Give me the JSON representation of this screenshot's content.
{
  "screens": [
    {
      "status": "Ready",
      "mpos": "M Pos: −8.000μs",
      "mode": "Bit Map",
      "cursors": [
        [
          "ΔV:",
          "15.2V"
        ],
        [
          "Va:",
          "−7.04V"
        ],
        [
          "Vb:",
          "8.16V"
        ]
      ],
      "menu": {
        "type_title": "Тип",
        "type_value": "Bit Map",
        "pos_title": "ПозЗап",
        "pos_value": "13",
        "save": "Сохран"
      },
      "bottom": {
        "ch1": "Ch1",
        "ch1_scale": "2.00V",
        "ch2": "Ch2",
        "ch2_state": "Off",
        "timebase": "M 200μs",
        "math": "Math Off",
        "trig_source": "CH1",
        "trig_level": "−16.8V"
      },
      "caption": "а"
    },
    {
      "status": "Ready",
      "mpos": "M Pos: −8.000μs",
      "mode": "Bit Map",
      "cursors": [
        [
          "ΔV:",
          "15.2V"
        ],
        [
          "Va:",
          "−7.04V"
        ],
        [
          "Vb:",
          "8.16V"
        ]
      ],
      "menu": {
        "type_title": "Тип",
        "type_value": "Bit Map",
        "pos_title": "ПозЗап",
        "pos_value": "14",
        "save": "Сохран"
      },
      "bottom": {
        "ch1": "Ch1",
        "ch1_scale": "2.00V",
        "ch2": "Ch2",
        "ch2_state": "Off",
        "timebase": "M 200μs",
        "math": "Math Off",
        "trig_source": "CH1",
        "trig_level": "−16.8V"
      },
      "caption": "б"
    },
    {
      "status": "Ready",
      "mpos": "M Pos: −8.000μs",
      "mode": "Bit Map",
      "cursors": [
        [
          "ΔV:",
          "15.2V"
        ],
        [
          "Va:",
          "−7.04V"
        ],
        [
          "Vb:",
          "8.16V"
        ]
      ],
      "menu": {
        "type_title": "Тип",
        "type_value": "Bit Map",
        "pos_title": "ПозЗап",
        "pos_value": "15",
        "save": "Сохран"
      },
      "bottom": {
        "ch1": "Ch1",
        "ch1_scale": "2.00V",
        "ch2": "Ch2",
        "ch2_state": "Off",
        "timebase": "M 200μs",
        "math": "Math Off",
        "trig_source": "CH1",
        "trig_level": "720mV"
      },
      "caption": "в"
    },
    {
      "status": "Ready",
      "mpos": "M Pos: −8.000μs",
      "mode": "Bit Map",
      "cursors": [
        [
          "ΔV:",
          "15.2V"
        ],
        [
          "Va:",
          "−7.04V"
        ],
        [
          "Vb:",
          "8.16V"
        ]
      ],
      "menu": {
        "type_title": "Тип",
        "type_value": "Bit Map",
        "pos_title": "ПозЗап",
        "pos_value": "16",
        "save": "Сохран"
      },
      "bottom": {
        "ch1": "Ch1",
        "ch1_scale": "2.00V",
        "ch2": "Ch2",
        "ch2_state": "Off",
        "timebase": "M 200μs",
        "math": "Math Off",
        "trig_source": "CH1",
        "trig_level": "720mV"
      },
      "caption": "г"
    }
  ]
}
++++++++++
### Work required:
Repeat all entries. Match them exactly.

### Task response:
Give me the JSON representation of this screenshot's content.
{
  "screens": [
    {
      "status": "Ready",
      "mpos": "M Pos: −8.000μs",
      "mode": "Bit Map",
      "cursors": [
        [
          "ΔV:",
          "15.2V"
        ],
        [
          "Va:",
          "−7.04V"
        ],
        [
          "Vb:",
          "8.16V"
        ]
      ],
      "menu": {
        "type_title": "Тип",
        "type_value": "Bit Map",
        "pos_title": "ПозЗап",
        "pos_value": "13",
        "save": "Сохран"
      },
      "bottom": {
        "ch1": "Ch1",
        "ch1_scale": "2.00V",
        "ch2": "Ch2",
        "ch2_state": "Off",
        "timebase": "M 200μs",
        "math": "Math Off",
        "trig_source": "CH1",
        "trig_level": "−16.8V"
      },
      "caption": "а"
    },
    {
      "status": "Ready",
      "mpos": "M Pos: −8.000μs",
      "mode": "Bit Map",
      "cursors": [
        [
          "ΔV:",
          "15.2V"
        ],
        [
          "Va:",
          "−7.04V"
        ],
        [
          "Vb:",
          "8.16V"
        ]
      ],
      "menu": {
        "type_title": "Тип",
        "type_value": "Bit Map",
        "pos_title": "ПозЗап",
        "pos_value": "14",
        "save": "Сохран"
      },
      "bottom": {
        "ch1": "Ch1",
        "ch1_scale": "2.00V",
        "ch2": "Ch2",
        "ch2_state": "Off",
        "timebase": "M 200μs",
        "math": "Math Off",
        "trig_source": "CH1",
        "trig_level": "−16.8V"
      },
      "caption": "б"
    },
    {
      "status": "Ready",
      "mpos": "M Pos: −8.000μs",
      "mode": "Bit Map",
      "cursors": [
        [
          "ΔV:",
          "15.2V"
        ],
        [
          "Va:",
          "−7.04V"
        ],
        [
          "Vb:",
          "8.16V"
        ]
      ],
      "menu": {
        "type_title": "Тип",
        "type_value": "Bit Map",
        "pos_title": "ПозЗап",
        "pos_value": "15",
        "save": "Сохран"
      },
      "bottom": {
        "ch1": "Ch1",
        "ch1_scale": "2.00V",
        "ch2": "Ch2",
        "ch2_state": "Off",
        "timebase": "M 200μs",
        "math": "Math Off",
        "trig_source": "CH1",
        "trig_level": "720mV"
      },
      "caption": "в"
    },
    {
      "status": "Ready",
      "mpos": "M Pos: −8.000μs",
      "mode": "Bit Map",
      "cursors": [
        [
          "ΔV:",
          "15.2V"
        ],
        [
          "Va:",
          "−7.04V"
        ],
        [
          "Vb:",
          "8.16V"
        ]
      ],
      "menu": {
        "type_title": "Тип",
        "type_value": "Bit Map",
        "pos_title": "ПозЗап",
        "pos_value": "16",
        "save": "Сохран"
      },
      "bottom": {
        "ch1": "Ch1",
        "ch1_scale": "2.00V",
        "ch2": "Ch2",
        "ch2_state": "Off",
        "timebase": "M 200μs",
        "math": "Math Off",
        "trig_source": "CH1",
        "trig_level": "720mV"
      },
      "caption": "г"
    }
  ]
}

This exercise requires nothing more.